* [Written request] Repeat the records below exactly as they appear.

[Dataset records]
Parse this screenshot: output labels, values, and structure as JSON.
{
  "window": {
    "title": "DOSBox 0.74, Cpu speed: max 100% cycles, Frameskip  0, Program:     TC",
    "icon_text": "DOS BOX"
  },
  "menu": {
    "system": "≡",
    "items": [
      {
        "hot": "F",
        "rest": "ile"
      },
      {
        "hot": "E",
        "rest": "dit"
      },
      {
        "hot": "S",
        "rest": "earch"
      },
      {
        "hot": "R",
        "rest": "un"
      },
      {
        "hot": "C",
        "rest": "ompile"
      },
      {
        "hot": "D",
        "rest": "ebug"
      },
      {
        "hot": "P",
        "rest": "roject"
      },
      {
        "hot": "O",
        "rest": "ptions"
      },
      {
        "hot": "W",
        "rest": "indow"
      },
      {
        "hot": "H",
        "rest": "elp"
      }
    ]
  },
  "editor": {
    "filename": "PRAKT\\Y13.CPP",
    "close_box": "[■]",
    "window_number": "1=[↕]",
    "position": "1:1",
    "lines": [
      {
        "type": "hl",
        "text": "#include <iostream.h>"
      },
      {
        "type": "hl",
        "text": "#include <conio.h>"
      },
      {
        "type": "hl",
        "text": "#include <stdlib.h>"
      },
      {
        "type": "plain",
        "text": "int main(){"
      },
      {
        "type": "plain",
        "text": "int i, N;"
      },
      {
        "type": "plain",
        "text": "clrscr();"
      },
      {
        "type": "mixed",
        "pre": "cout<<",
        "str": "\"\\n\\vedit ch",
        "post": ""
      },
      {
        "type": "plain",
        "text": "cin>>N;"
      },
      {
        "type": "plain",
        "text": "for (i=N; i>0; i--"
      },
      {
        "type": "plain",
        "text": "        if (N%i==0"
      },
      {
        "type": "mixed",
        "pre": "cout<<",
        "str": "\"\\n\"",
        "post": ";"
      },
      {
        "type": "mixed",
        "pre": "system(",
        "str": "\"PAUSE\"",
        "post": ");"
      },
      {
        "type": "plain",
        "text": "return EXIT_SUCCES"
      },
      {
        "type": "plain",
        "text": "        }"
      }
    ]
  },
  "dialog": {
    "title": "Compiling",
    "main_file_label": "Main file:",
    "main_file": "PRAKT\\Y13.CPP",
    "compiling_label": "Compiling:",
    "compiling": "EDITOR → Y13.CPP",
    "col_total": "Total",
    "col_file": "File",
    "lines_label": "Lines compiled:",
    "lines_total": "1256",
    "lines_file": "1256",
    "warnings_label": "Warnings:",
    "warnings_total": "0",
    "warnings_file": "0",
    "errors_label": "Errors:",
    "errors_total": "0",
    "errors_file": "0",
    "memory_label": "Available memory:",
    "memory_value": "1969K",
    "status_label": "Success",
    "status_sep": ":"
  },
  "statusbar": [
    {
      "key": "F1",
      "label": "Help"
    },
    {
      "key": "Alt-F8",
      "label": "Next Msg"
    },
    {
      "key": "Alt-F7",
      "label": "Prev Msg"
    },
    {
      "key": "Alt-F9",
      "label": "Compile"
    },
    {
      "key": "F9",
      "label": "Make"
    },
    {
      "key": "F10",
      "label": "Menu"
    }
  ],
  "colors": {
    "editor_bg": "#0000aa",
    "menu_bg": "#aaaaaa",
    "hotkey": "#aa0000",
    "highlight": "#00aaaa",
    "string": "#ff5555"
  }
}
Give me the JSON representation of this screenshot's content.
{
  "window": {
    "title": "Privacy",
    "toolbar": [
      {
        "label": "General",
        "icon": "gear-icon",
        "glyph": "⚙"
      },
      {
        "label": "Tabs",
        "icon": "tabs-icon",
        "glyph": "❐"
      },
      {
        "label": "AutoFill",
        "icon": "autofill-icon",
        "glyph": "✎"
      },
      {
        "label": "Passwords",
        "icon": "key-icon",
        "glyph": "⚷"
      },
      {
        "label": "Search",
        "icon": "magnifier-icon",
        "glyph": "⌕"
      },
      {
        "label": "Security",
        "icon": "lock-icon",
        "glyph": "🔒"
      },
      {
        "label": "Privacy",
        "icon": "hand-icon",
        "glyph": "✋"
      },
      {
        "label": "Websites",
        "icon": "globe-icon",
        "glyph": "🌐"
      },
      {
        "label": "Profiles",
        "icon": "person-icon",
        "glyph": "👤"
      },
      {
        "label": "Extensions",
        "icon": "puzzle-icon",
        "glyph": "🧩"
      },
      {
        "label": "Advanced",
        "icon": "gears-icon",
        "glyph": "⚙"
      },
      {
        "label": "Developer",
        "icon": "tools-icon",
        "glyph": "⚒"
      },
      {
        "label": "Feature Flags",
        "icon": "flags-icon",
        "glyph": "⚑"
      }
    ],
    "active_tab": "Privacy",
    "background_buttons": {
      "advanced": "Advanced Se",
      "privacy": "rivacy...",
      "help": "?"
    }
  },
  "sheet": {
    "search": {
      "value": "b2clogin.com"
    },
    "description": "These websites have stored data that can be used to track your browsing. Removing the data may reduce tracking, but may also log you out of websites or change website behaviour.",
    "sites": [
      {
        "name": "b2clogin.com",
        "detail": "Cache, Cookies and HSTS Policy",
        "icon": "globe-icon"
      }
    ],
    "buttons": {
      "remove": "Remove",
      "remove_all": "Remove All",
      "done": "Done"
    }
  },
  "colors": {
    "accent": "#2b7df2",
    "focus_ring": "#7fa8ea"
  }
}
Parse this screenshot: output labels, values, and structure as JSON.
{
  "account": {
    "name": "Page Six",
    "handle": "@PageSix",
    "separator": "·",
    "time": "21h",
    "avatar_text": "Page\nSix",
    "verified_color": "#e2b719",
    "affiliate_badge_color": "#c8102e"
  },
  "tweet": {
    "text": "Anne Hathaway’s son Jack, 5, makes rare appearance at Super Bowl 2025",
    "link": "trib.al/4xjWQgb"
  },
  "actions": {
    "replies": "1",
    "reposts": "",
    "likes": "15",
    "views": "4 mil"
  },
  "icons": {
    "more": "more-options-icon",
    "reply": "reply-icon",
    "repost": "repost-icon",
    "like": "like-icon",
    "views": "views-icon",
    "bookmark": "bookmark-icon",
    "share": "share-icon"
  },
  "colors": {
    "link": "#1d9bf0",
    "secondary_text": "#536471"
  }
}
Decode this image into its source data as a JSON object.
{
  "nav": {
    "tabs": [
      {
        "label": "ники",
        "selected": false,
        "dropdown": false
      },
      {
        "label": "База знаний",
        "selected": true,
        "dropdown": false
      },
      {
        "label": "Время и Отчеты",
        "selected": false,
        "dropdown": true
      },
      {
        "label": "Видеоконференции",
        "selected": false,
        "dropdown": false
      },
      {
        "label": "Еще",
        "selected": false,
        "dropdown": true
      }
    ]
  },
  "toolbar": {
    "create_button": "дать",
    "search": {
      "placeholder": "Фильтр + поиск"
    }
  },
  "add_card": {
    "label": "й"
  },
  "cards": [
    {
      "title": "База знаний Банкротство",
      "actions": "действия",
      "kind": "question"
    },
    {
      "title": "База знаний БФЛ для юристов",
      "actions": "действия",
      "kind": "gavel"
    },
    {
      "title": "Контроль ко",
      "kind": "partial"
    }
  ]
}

* [Complete answer]
Parse this screenshot: output labels, values, and structure as JSON.
{
  "window": {
    "title": "DOSBox 0.74, Cpu speed: max 100% cycles, Frameskip  0, Program:     TC",
    "icon_text": "DOS BOX"
  },
  "menu": {
    "system": "≡",
    "items": [
      {
        "hot": "F",
        "rest": "ile"
      },
      {
        "hot": "E",
        "rest": "dit"
      },
      {
        "hot": "S",
        "rest": "earch"
      },
      {
        "hot": "R",
        "rest": "un"
      },
      {
        "hot": "C",
        "rest": "ompile"
      },
      {
        "hot": "D",
        "rest": "ebug"
      },
      {
        "hot": "P",
        "rest": "roject"
      },
      {
        "hot": "O",
        "rest": "ptions"
      },
      {
        "hot": "W",
        "rest": "indow"
      },
      {
        "hot": "H",
        "rest": "elp"
      }
    ]
  },
  "editor": {
    "filename": "PRAKT\\Y13.CPP",
    "close_box": "[■]",
    "window_number": "1=[↕]",
    "position": "1:1",
    "lines": [
      {
        "type": "hl",
        "text": "#include <iostream.h>"
      },
      {
        "type": "hl",
        "text": "#include <conio.h>"
      },
      {
        "type": "hl",
        "text": "#include <stdlib.h>"
      },
      {
        "type": "plain",
        "text": "int main(){"
      },
      {
        "type": "plain",
        "text": "int i, N;"
      },
      {
        "type": "plain",
        "text": "clrscr();"
      },
      {
        "type": "mixed",
        "pre": "cout<<",
        "str": "\"\\n\\vedit ch",
        "post": ""
      },
      {
        "type": "plain",
        "text": "cin>>N;"
      },
      {
        "type": "plain",
        "text": "for (i=N; i>0; i--"
      },
      {
        "type": "plain",
        "text": "        if (N%i==0"
      },
      {
        "type": "mixed",
        "pre": "cout<<",
        "str": "\"\\n\"",
        "post": ";"
      },
      {
        "type": "mixed",
        "pre": "system(",
        "str": "\"PAUSE\"",
        "post": ");"
      },
      {
        "type": "plain",
        "text": "return EXIT_SUCCES"
      },
      {
        "type": "plain",
        "text": "        }"
      }
    ]
  },
  "dialog": {
    "title": "Compiling",
    "main_file_label": "Main file:",
    "main_file": "PRAKT\\Y13.CPP",
    "compiling_label": "Compiling:",
    "compiling": "EDITOR → Y13.CPP",
    "col_total": "Total",
    "col_file": "File",
    "lines_label": "Lines compiled:",
    "lines_total": "1256",
    "lines_file": "1256",
    "warnings_label": "Warnings:",
    "warnings_total": "0",
    "warnings_file": "0",
    "errors_label": "Errors:",
    "errors_total": "0",
    "errors_file": "0",
    "memory_label": "Available memory:",
    "memory_value": "1969K",
    "status_label": "Success",
    "status_sep": ":"
  },
  "statusbar": [
    {
      "key": "F1",
      "label": "Help"
    },
    {
      "key": "Alt-F8",
      "label": "Next Msg"
    },
    {
      "key": "Alt-F7",
      "label": "Prev Msg"
    },
    {
      "key": "Alt-F9",
      "label": "Compile"
    },
    {
      "key": "F9",
      "label": "Make"
    },
    {
      "key": "F10",
      "label": "Menu"
    }
  ],
  "colors": {
    "editor_bg": "#0000aa",
    "menu_bg": "#aaaaaa",
    "hotkey": "#aa0000",
    "highlight": "#00aaaa",
    "string": "#ff5555"
  }
}
Give me the JSON representation of this screenshot's content.
{
  "window": {
    "title": "Privacy",
    "toolbar": [
      {
        "label": "General",
        "icon": "gear-icon",
        "glyph": "⚙"
      },
      {
        "label": "Tabs",
        "icon": "tabs-icon",
        "glyph": "❐"
      },
      {
        "label": "AutoFill",
        "icon": "autofill-icon",
        "glyph": "✎"
      },
      {
        "label": "Passwords",
        "icon": "key-icon",
        "glyph": "⚷"
      },
      {
        "label": "Search",
        "icon": "magnifier-icon",
        "glyph": "⌕"
      },
      {
        "label": "Security",
        "icon": "lock-icon",
        "glyph": "🔒"
      },
      {
        "label": "Privacy",
        "icon": "hand-icon",
        "glyph": "✋"
      },
      {
        "label": "Websites",
        "icon": "globe-icon",
        "glyph": "🌐"
      },
      {
        "label": "Profiles",
        "icon": "person-icon",
        "glyph": "👤"
      },
      {
        "label": "Extensions",
        "icon": "puzzle-icon",
        "glyph": "🧩"
      },
      {
        "label": "Advanced",
        "icon": "gears-icon",
        "glyph": "⚙"
      },
      {
        "label": "Developer",
        "icon": "tools-icon",
        "glyph": "⚒"
      },
      {
        "label": "Feature Flags",
        "icon": "flags-icon",
        "glyph": "⚑"
      }
    ],
    "active_tab": "Privacy",
    "background_buttons": {
      "advanced": "Advanced Se",
      "privacy": "rivacy...",
      "help": "?"
    }
  },
  "sheet": {
    "search": {
      "value": "b2clogin.com"
    },
    "description": "These websites have stored data that can be used to track your browsing. Removing the data may reduce tracking, but may also log you out of websites or change website behaviour.",
    "sites": [
      {
        "name": "b2clogin.com",
        "detail": "Cache, Cookies and HSTS Policy",
        "icon": "globe-icon"
      }
    ],
    "buttons": {
      "remove": "Remove",
      "remove_all": "Remove All",
      "done": "Done"
    }
  },
  "colors": {
    "accent": "#2b7df2",
    "focus_ring": "#7fa8ea"
  }
}
Parse this screenshot: output labels, values, and structure as JSON.
{
  "account": {
    "name": "Page Six",
    "handle": "@PageSix",
    "separator": "·",
    "time": "21h",
    "avatar_text": "Page\nSix",
    "verified_color": "#e2b719",
    "affiliate_badge_color": "#c8102e"
  },
  "tweet": {
    "text": "Anne Hathaway’s son Jack, 5, makes rare appearance at Super Bowl 2025",
    "link": "trib.al/4xjWQgb"
  },
  "actions": {
    "replies": "1",
    "reposts": "",
    "likes": "15",
    "views": "4 mil"
  },
  "icons": {
    "more": "more-options-icon",
    "reply": "reply-icon",
    "repost": "repost-icon",
    "like": "like-icon",
    "views": "views-icon",
    "bookmark": "bookmark-icon",
    "share": "share-icon"
  },
  "colors": {
    "link": "#1d9bf0",
    "secondary_text": "#536471"
  }
}
Decode this image into its source data as a JSON object.
{
  "nav": {
    "tabs": [
      {
        "label": "ники",
        "selected": false,
        "dropdown": false
      },
      {
        "label": "База знаний",
        "selected": true,
        "dropdown": false
      },
      {
        "label": "Время и Отчеты",
        "selected": false,
        "dropdown": true
      },
      {
        "label": "Видеоконференции",
        "selected": false,
        "dropdown": false
      },
      {
        "label": "Еще",
        "selected": false,
        "dropdown": true
      }
    ]
  },
  "toolbar": {
    "create_button": "дать",
    "search": {
      "placeholder": "Фильтр + поиск"
    }
  },
  "add_card": {
    "label": "й"
  },
  "cards": [
    {
      "title": "База знаний Банкротство",
      "actions": "действия",
      "kind": "question"
    },
    {
      "title": "База знаний БФЛ для юристов",
      "actions": "действия",
      "kind": "gavel"
    },
    {
      "title": "Контроль ко",
      "kind": "partial"
    }
  ]
}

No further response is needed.